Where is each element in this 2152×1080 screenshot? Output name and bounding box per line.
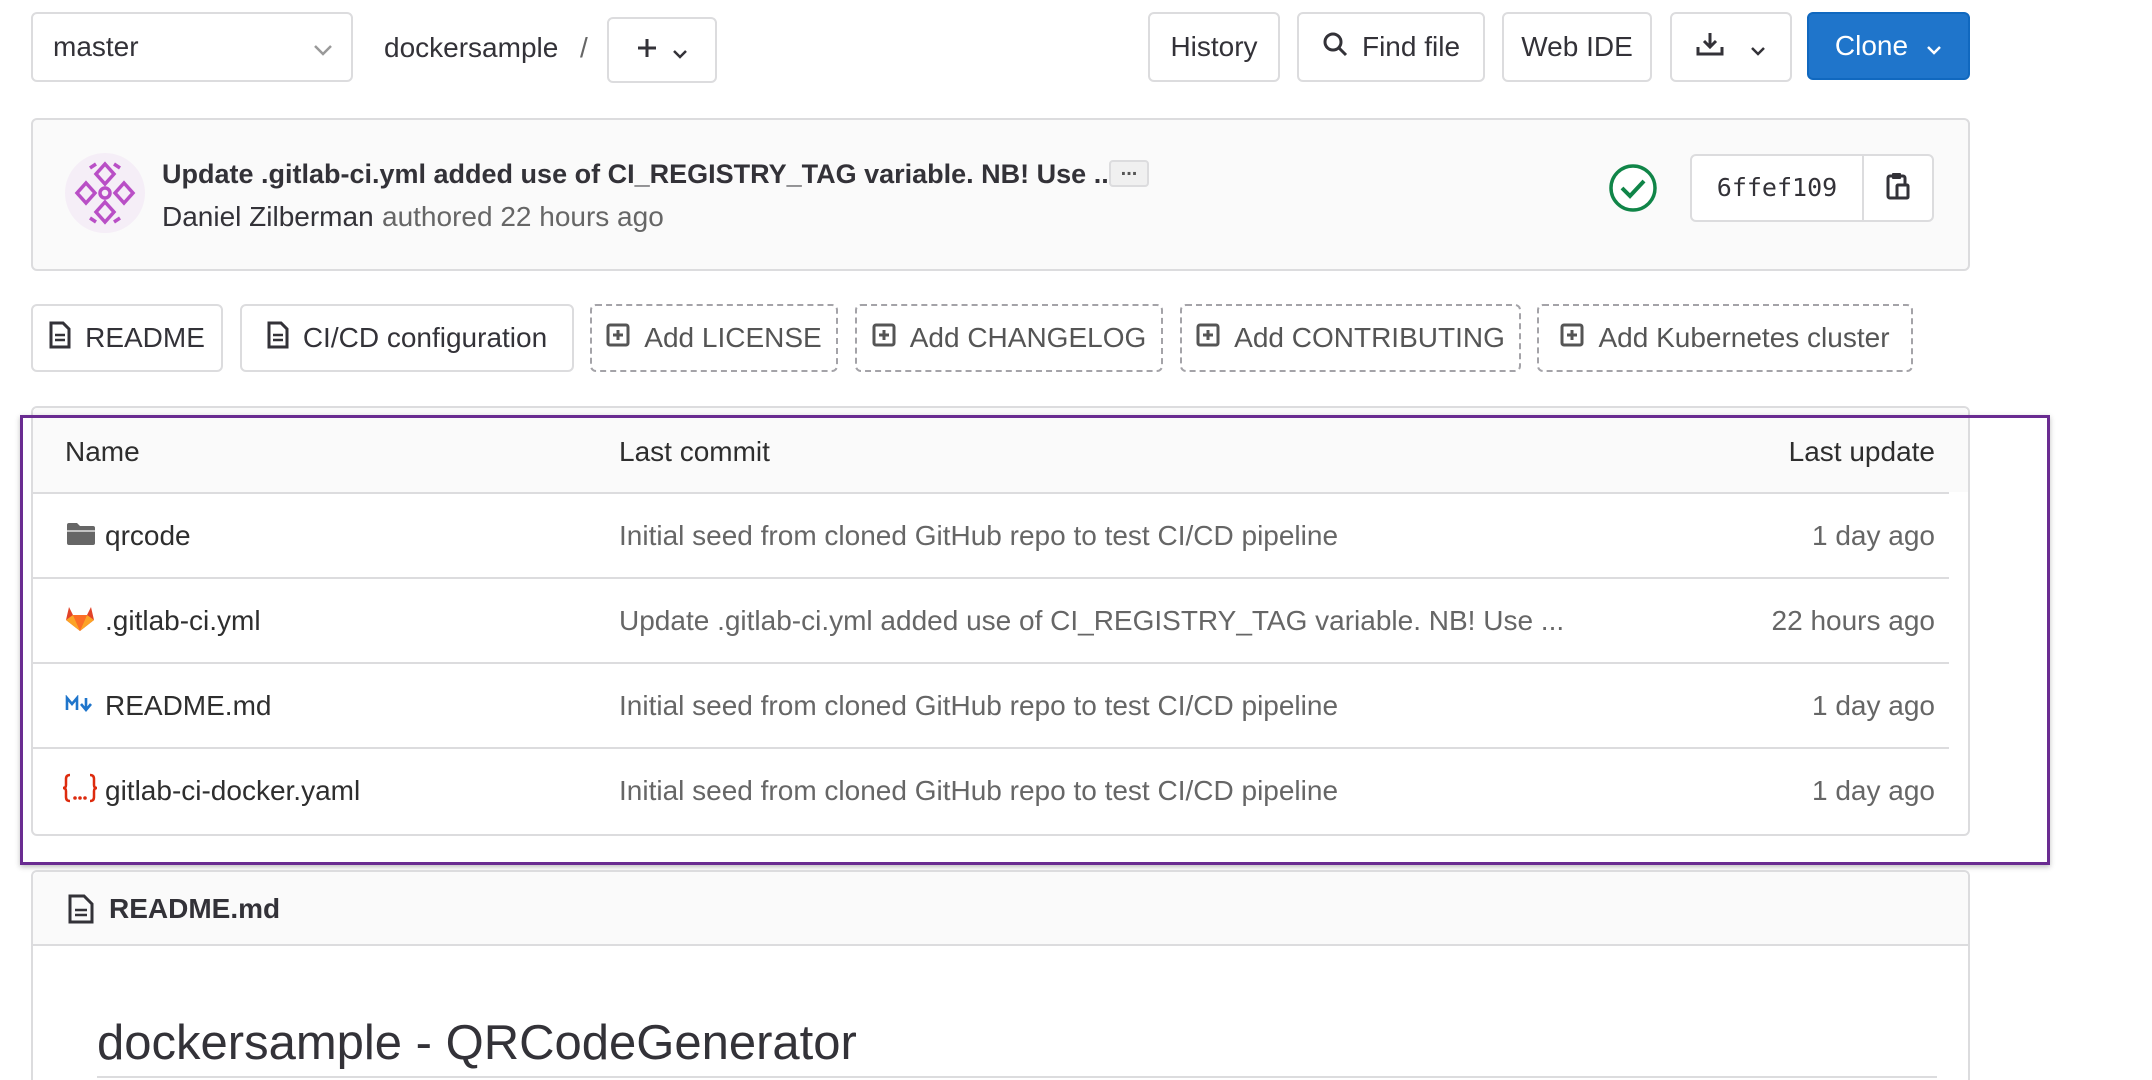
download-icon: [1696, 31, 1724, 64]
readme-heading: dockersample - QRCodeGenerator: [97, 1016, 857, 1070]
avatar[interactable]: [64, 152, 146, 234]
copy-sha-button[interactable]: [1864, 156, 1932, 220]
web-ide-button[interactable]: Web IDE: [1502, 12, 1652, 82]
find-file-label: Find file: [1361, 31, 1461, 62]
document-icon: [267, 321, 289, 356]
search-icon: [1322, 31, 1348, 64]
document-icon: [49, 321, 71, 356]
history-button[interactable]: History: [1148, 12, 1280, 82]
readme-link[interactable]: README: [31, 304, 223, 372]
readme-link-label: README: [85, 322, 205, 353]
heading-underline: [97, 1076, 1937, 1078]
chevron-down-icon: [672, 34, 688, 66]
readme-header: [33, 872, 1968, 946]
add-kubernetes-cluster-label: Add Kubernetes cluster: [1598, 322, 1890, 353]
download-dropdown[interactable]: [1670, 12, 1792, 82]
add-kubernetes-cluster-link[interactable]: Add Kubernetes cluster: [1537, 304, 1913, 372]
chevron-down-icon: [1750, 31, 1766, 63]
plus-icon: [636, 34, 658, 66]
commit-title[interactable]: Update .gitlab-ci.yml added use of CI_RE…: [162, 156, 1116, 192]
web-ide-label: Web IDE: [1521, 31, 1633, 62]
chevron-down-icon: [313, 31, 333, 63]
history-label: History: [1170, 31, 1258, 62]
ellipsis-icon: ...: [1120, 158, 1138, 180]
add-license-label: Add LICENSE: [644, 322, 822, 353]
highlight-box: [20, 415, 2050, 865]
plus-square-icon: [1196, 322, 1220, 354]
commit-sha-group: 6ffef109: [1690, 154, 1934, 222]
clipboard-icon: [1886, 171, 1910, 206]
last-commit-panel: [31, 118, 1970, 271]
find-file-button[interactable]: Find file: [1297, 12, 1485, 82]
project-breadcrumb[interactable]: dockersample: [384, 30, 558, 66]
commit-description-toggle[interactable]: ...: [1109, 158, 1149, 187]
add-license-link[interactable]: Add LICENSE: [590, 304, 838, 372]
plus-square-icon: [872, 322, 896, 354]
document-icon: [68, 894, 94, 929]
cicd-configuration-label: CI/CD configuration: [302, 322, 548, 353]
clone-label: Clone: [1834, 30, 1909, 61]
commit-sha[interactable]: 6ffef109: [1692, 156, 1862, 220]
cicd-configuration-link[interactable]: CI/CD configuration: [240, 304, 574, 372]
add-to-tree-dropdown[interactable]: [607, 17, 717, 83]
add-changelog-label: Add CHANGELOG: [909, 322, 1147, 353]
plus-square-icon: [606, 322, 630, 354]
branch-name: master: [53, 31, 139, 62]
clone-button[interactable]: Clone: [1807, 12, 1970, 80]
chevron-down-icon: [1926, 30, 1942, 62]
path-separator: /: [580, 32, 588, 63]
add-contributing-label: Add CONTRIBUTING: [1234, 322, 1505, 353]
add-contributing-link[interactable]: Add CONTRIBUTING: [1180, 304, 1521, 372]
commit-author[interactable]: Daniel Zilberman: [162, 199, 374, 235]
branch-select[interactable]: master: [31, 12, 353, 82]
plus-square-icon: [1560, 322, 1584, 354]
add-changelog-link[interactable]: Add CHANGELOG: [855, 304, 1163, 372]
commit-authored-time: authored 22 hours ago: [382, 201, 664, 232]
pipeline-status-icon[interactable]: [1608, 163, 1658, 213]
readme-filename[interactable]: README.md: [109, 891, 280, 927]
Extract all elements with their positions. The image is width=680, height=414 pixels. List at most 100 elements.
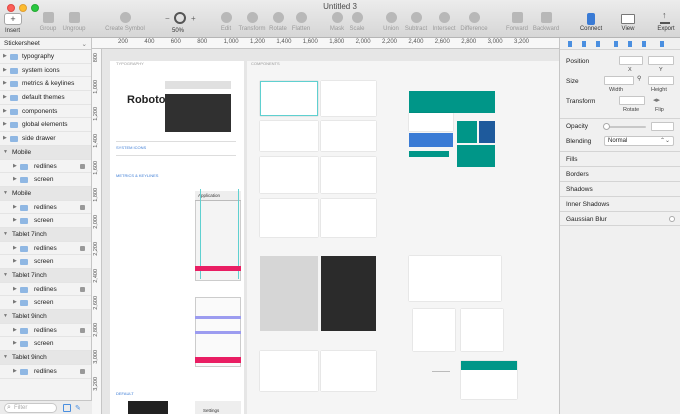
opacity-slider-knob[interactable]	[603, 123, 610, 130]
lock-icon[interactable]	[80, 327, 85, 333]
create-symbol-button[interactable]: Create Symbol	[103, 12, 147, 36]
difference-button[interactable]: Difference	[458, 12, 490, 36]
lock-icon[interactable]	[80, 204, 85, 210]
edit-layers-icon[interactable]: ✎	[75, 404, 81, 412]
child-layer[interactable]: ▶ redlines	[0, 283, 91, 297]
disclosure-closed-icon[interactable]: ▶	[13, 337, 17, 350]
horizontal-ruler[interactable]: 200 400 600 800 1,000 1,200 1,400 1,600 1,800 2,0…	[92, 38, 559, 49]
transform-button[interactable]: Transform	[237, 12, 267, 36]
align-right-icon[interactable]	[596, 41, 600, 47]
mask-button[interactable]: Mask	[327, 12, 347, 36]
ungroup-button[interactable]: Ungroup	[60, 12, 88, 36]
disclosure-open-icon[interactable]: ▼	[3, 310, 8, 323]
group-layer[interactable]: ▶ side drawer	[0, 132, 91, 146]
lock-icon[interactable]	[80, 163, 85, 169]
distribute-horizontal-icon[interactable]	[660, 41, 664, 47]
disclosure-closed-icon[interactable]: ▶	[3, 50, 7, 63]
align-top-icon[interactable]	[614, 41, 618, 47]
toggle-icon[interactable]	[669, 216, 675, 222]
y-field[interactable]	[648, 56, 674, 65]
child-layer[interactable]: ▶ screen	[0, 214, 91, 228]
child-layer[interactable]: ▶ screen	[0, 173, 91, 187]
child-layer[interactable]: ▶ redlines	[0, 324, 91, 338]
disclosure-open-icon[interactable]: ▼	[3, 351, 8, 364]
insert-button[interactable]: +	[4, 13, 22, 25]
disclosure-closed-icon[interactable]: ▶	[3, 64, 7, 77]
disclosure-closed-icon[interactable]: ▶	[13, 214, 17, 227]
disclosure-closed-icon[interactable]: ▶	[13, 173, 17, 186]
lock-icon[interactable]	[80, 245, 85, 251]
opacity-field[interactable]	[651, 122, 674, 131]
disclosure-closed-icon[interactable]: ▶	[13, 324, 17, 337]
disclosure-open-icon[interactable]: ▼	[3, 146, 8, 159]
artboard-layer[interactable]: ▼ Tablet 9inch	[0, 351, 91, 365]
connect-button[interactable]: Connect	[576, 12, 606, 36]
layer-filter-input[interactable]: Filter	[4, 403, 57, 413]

----------------

JOB: List every line in the material above that contains the string "history".

THE RESULT:
history-button[interactable]: History: [1148, 12, 1280, 82]
history-label: History: [1170, 31, 1258, 62]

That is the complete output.